WHAT NEEDS TO BE DONE:
Write out, exactly as they appear, only the lines running from the line with "Convert this chart" to the final line of the listing; include both.

○ ○ ○ ○ ○

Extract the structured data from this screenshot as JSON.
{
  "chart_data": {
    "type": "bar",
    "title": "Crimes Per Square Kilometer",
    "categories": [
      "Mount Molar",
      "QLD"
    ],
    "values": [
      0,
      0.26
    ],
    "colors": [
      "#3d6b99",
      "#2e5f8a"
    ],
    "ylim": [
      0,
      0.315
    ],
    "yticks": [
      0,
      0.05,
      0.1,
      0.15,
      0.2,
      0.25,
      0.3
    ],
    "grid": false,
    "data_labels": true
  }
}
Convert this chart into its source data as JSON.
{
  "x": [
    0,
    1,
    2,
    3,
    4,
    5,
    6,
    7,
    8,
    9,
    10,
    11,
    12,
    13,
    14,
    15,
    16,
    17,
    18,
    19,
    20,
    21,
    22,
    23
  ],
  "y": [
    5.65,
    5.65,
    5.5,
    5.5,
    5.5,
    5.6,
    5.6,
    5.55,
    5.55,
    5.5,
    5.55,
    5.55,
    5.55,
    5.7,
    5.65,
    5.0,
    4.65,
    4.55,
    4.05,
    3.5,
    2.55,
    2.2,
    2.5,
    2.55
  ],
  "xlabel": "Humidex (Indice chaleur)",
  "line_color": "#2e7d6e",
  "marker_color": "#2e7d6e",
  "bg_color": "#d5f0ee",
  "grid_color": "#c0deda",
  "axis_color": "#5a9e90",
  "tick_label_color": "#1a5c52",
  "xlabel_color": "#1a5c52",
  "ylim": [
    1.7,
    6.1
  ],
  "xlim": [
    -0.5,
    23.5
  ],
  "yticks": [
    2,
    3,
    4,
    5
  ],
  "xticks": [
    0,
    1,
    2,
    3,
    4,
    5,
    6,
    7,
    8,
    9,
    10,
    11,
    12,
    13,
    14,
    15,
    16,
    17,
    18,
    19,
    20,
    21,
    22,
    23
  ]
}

○ ○ ○ ○ ○

RESULT:
Convert this chart into its source data as JSON.
{
  "x": [
    0,
    1,
    2,
    3,
    4,
    5,
    6,
    7,
    8,
    9,
    10,
    11,
    12,
    13,
    14,
    15,
    16,
    17,
    18,
    19,
    20,
    21,
    22,
    23
  ],
  "y": [
    5.65,
    5.65,
    5.5,
    5.5,
    5.5,
    5.6,
    5.6,
    5.55,
    5.55,
    5.5,
    5.55,
    5.55,
    5.55,
    5.7,
    5.65,
    5.0,
    4.65,
    4.55,
    4.05,
    3.5,
    2.55,
    2.2,
    2.5,
    2.55
  ],
  "xlabel": "Humidex (Indice chaleur)",
  "line_color": "#2e7d6e",
  "marker_color": "#2e7d6e",
  "bg_color": "#d5f0ee",
  "grid_color": "#c0deda",
  "axis_color": "#5a9e90",
  "tick_label_color": "#1a5c52",
  "xlabel_color": "#1a5c52",
  "ylim": [
    1.7,
    6.1
  ],
  "xlim": [
    -0.5,
    23.5
  ],
  "yticks": [
    2,
    3,
    4,
    5
  ],
  "xticks": [
    0,
    1,
    2,
    3,
    4,
    5,
    6,
    7,
    8,
    9,
    10,
    11,
    12,
    13,
    14,
    15,
    16,
    17,
    18,
    19,
    20,
    21,
    22,
    23
  ]
}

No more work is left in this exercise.